TASK BRIEF: Please retype the data in full and exactly; the pictures are not part of the copy.

RECORDS FOR THE TASK:
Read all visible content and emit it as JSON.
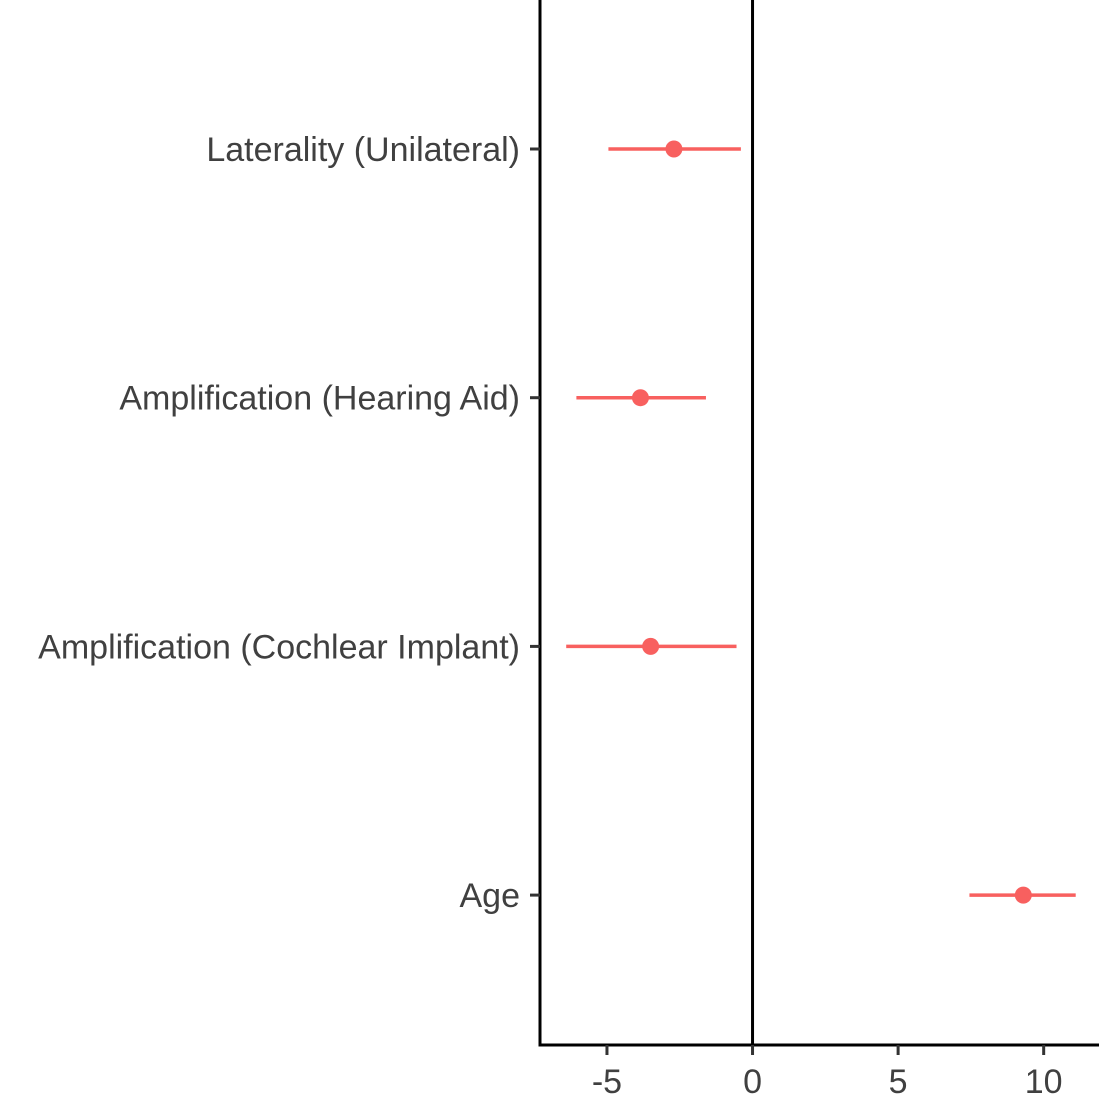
{
  "chart_data": {
    "type": "scatter",
    "title": "",
    "xlabel": "",
    "ylabel": "",
    "xlim": [
      -7.3,
      11.9
    ],
    "x_ticks": [
      -5,
      0,
      5,
      10
    ],
    "x_tick_labels": [
      "-5",
      "0",
      "5",
      "10"
    ],
    "reference_line_x": 0,
    "grid": false,
    "legend": "none",
    "point_color": "#F8605F",
    "categories": [
      "Laterality (Unilateral)",
      "Amplification (Hearing Aid)",
      "Amplification (Cochlear Implant)",
      "Age"
    ],
    "series": [
      {
        "estimates": [
          -2.7,
          -3.85,
          -3.5,
          9.3
        ],
        "lower": [
          -4.95,
          -6.05,
          -6.4,
          7.45
        ],
        "upper": [
          -0.4,
          -1.6,
          -0.55,
          11.1
        ]
      }
    ]
  }
}
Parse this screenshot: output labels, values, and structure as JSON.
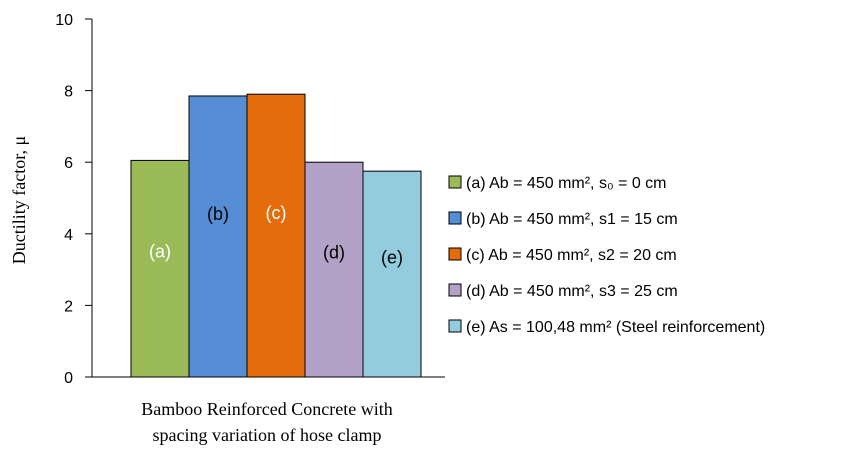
{
  "chart_data": {
    "type": "bar",
    "categories": [
      "Bamboo Reinforced Concrete with spacing variation of hose clamp"
    ],
    "xlabel_lines": [
      "Bamboo Reinforced Concrete with",
      "spacing variation of hose clamp"
    ],
    "ylabel": "Ductility factor, μ",
    "ylim": [
      0,
      10
    ],
    "yticks": [
      0,
      2,
      4,
      6,
      8,
      10
    ],
    "grid": false,
    "legend_position": "right",
    "series": [
      {
        "name": "(a) Ab = 450 mm², s₀ = 0 cm",
        "bar_label": "(a)",
        "values": [
          6.05
        ],
        "color": "#9bbb59",
        "label_color": "#ffffff"
      },
      {
        "name": "(b) Ab = 450 mm², s1 = 15 cm",
        "bar_label": "(b)",
        "values": [
          7.85
        ],
        "color": "#558ed5",
        "label_color": "#000000"
      },
      {
        "name": "(c) Ab = 450 mm², s2 = 20 cm",
        "bar_label": "(c)",
        "values": [
          7.9
        ],
        "color": "#e46c0a",
        "label_color": "#ffffff"
      },
      {
        "name": "(d) Ab = 450 mm², s3 = 25 cm",
        "bar_label": "(d)",
        "values": [
          6.0
        ],
        "color": "#b3a2c7",
        "label_color": "#000000"
      },
      {
        "name": "(e) As = 100,48 mm² (Steel reinforcement)",
        "bar_label": "(e)",
        "values": [
          5.75
        ],
        "color": "#93cddd",
        "label_color": "#000000"
      }
    ]
  }
}
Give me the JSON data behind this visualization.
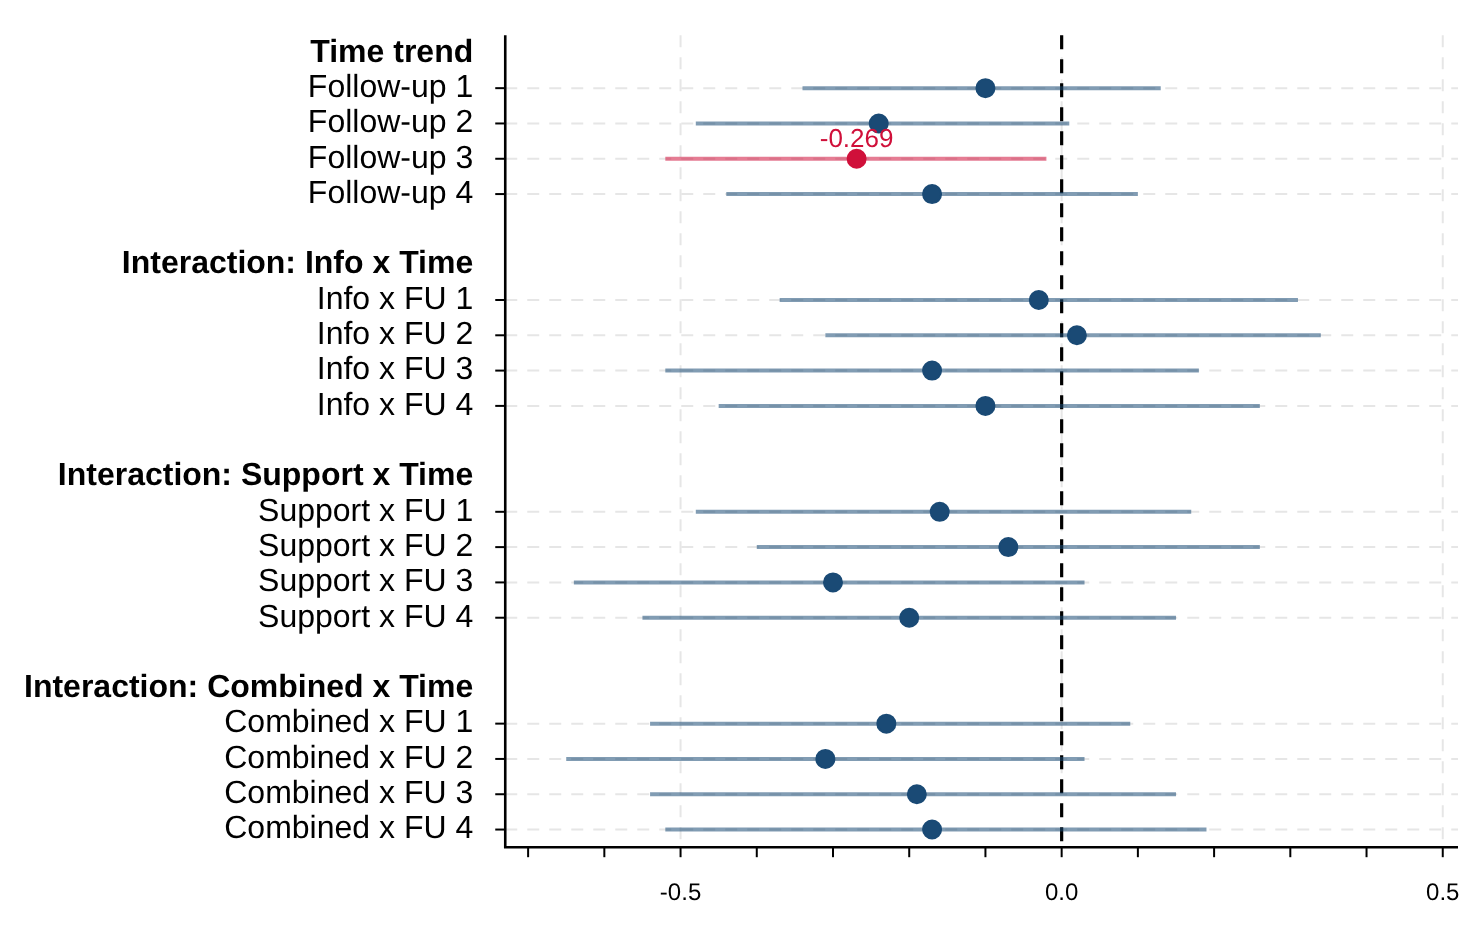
{
  "chart_data": {
    "type": "scatter",
    "orientation": "horizontal",
    "categories": [
      "Time trend",
      "Follow-up 1",
      "Follow-up 2",
      "Follow-up 3",
      "Follow-up 4",
      null,
      "Interaction: Info x Time",
      "Info x FU 1",
      "Info x FU 2",
      "Info x FU 3",
      "Info x FU 4",
      null,
      "Interaction: Support x Time",
      "Support x FU 1",
      "Support x FU 2",
      "Support x FU 3",
      "Support x FU 4",
      null,
      "Interaction: Combined x Time",
      "Combined x FU 1",
      "Combined x FU 2",
      "Combined x FU 3",
      "Combined x FU 4"
    ],
    "values": [
      null,
      -0.1,
      -0.24,
      -0.269,
      -0.17,
      null,
      null,
      -0.03,
      0.02,
      -0.17,
      -0.1,
      null,
      null,
      -0.16,
      -0.07,
      -0.3,
      -0.2,
      null,
      null,
      -0.23,
      -0.31,
      -0.19,
      -0.17
    ],
    "colors": [
      "#1a4a75",
      "#1a4a75",
      "#1a4a75",
      "#d0103a",
      "#1a4a75",
      "#1a4a75",
      "#1a4a75",
      "#1a4a75",
      "#1a4a75",
      "#1a4a75",
      "#1a4a75",
      "#1a4a75",
      "#1a4a75",
      "#1a4a75",
      "#1a4a75",
      "#1a4a75",
      "#1a4a75",
      "#1a4a75",
      "#1a4a75",
      "#1a4a75",
      "#1a4a75",
      "#1a4a75",
      "#1a4a75"
    ],
    "errors": [
      null,
      [
        -0.34,
        0.13
      ],
      [
        -0.48,
        0.01
      ],
      [
        -0.52,
        -0.02
      ],
      [
        -0.44,
        0.1
      ],
      null,
      null,
      [
        -0.37,
        0.31
      ],
      [
        -0.31,
        0.34
      ],
      [
        -0.52,
        0.18
      ],
      [
        -0.45,
        0.26
      ],
      null,
      null,
      [
        -0.48,
        0.17
      ],
      [
        -0.4,
        0.26
      ],
      [
        -0.64,
        0.03
      ],
      [
        -0.55,
        0.15
      ],
      null,
      null,
      [
        -0.54,
        0.09
      ],
      [
        -0.65,
        0.03
      ],
      [
        -0.54,
        0.15
      ],
      [
        -0.52,
        0.19
      ]
    ],
    "value_labels": [
      null,
      null,
      null,
      "-0.269",
      null,
      null,
      null,
      null,
      null,
      null,
      null,
      null,
      null,
      null,
      null,
      null,
      null,
      null,
      null,
      null,
      null,
      null,
      null
    ],
    "xlim": [
      -0.73,
      0.52
    ],
    "xticks": [
      {
        "value": -0.7,
        "label": null
      },
      {
        "value": -0.6,
        "label": null
      },
      -0.5,
      {
        "value": -0.4,
        "label": null
      },
      {
        "value": -0.3,
        "label": null
      },
      {
        "value": -0.2,
        "label": null
      },
      {
        "value": -0.1,
        "label": null
      },
      {
        "value": 0,
        "label": "0.0"
      },
      {
        "value": 0.1,
        "label": null
      },
      {
        "value": 0.2,
        "label": null
      },
      {
        "value": 0.3,
        "label": null
      },
      {
        "value": 0.4,
        "label": null
      },
      0.5
    ],
    "ref_lines": [
      {
        "axis": "x",
        "value": 0,
        "color": "#000000",
        "line_style": "dashed"
      }
    ],
    "grid": true,
    "marker": "circle"
  }
}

ANSWER TO THE TASK:
Read all visible content and emit it as JSON.
{
  "chart_data": {
    "type": "scatter",
    "title": "",
    "xlabel": "",
    "ylabel": "",
    "xlim": [
      -7.3,
      11.9
    ],
    "x_ticks": [
      -5,
      0,
      5,
      10
    ],
    "x_tick_labels": [
      "-5",
      "0",
      "5",
      "10"
    ],
    "reference_line_x": 0,
    "grid": false,
    "legend": "none",
    "point_color": "#F8605F",
    "categories": [
      "Laterality (Unilateral)",
      "Amplification (Hearing Aid)",
      "Amplification (Cochlear Implant)",
      "Age"
    ],
    "series": [
      {
        "estimates": [
          -2.7,
          -3.85,
          -3.5,
          9.3
        ],
        "lower": [
          -4.95,
          -6.05,
          -6.4,
          7.45
        ],
        "upper": [
          -0.4,
          -1.6,
          -0.55,
          11.1
        ]
      }
    ]
  }
}
Parse this screenshot: output labels, values, and structure as JSON.
{
  "chart_data": {
    "type": "bar",
    "categories": [
      "Bamboo Reinforced Concrete with spacing variation of hose clamp"
    ],
    "xlabel_lines": [
      "Bamboo Reinforced Concrete with",
      "spacing variation of hose clamp"
    ],
    "ylabel": "Ductility factor, μ",
    "ylim": [
      0,
      10
    ],
    "yticks": [
      0,
      2,
      4,
      6,
      8,
      10
    ],
    "grid": false,
    "legend_position": "right",
    "series": [
      {
        "name": "(a) Ab = 450 mm², s₀ = 0 cm",
        "bar_label": "(a)",
        "values": [
          6.05
        ],
        "color": "#9bbb59",
        "label_color": "#ffffff"
      },
      {
        "name": "(b) Ab = 450 mm², s1 = 15 cm",
        "bar_label": "(b)",
        "values": [
          7.85
        ],
        "color": "#558ed5",
        "label_color": "#000000"
      },
      {
        "name": "(c) Ab = 450 mm², s2 = 20 cm",
        "bar_label": "(c)",
        "values": [
          7.9
        ],
        "color": "#e46c0a",
        "label_color": "#ffffff"
      },
      {
        "name": "(d) Ab = 450 mm², s3 = 25 cm",
        "bar_label": "(d)",
        "values": [
          6.0
        ],
        "color": "#b3a2c7",
        "label_color": "#000000"
      },
      {
        "name": "(e) As = 100,48 mm² (Steel reinforcement)",
        "bar_label": "(e)",
        "values": [
          5.75
        ],
        "color": "#93cddd",
        "label_color": "#000000"
      }
    ]
  }
}
Give me the JSON data behind this visualization.
{
  "chart_data": {
    "type": "scatter",
    "orientation": "horizontal",
    "categories": [
      "Time trend",
      "Follow-up 1",
      "Follow-up 2",
      "Follow-up 3",
      "Follow-up 4",
      null,
      "Interaction: Info x Time",
      "Info x FU 1",
      "Info x FU 2",
      "Info x FU 3",
      "Info x FU 4",
      null,
      "Interaction: Support x Time",
      "Support x FU 1",
      "Support x FU 2",
      "Support x FU 3",
      "Support x FU 4",
      null,
      "Interaction: Combined x Time",
      "Combined x FU 1",
      "Combined x FU 2",
      "Combined x FU 3",
      "Combined x FU 4"
    ],
    "values": [
      null,
      -0.1,
      -0.24,
      -0.269,
      -0.17,
      null,
      null,
      -0.03,
      0.02,
      -0.17,
      -0.1,
      null,
      null,
      -0.16,
      -0.07,
      -0.3,
      -0.2,
      null,
      null,
      -0.23,
      -0.31,
      -0.19,
      -0.17
    ],
    "colors": [
      "#1a4a75",
      "#1a4a75",
      "#1a4a75",
      "#d0103a",
      "#1a4a75",
      "#1a4a75",
      "#1a4a75",
      "#1a4a75",
      "#1a4a75",
      "#1a4a75",
      "#1a4a75",
      "#1a4a75",
      "#1a4a75",
      "#1a4a75",
      "#1a4a75",
      "#1a4a75",
      "#1a4a75",
      "#1a4a75",
      "#1a4a75",
      "#1a4a75",
      "#1a4a75",
      "#1a4a75",
      "#1a4a75"
    ],
    "errors": [
      null,
      [
        -0.34,
        0.13
      ],
      [
        -0.48,
        0.01
      ],
      [
        -0.52,
        -0.02
      ],
      [
        -0.44,
        0.1
      ],
      null,
      null,
      [
        -0.37,
        0.31
      ],
      [
        -0.31,
        0.34
      ],
      [
        -0.52,
        0.18
      ],
      [
        -0.45,
        0.26
      ],
      null,
      null,
      [
        -0.48,
        0.17
      ],
      [
        -0.4,
        0.26
      ],
      [
        -0.64,
        0.03
      ],
      [
        -0.55,
        0.15
      ],
      null,
      null,
      [
        -0.54,
        0.09
      ],
      [
        -0.65,
        0.03
      ],
      [
        -0.54,
        0.15
      ],
      [
        -0.52,
        0.19
      ]
    ],
    "value_labels": [
      null,
      null,
      null,
      "-0.269",
      null,
      null,
      null,
      null,
      null,
      null,
      null,
      null,
      null,
      null,
      null,
      null,
      null,
      null,
      null,
      null,
      null,
      null,
      null
    ],
    "xlim": [
      -0.73,
      0.52
    ],
    "xticks": [
      {
        "value": -0.7,
        "label": null
      },
      {
        "value": -0.6,
        "label": null
      },
      -0.5,
      {
        "value": -0.4,
        "label": null
      },
      {
        "value": -0.3,
        "label": null
      },
      {
        "value": -0.2,
        "label": null
      },
      {
        "value": -0.1,
        "label": null
      },
      {
        "value": 0,
        "label": "0.0"
      },
      {
        "value": 0.1,
        "label": null
      },
      {
        "value": 0.2,
        "label": null
      },
      {
        "value": 0.3,
        "label": null
      },
      {
        "value": 0.4,
        "label": null
      },
      0.5
    ],
    "ref_lines": [
      {
        "axis": "x",
        "value": 0,
        "color": "#000000",
        "line_style": "dashed"
      }
    ],
    "grid": true,
    "marker": "circle"
  }
}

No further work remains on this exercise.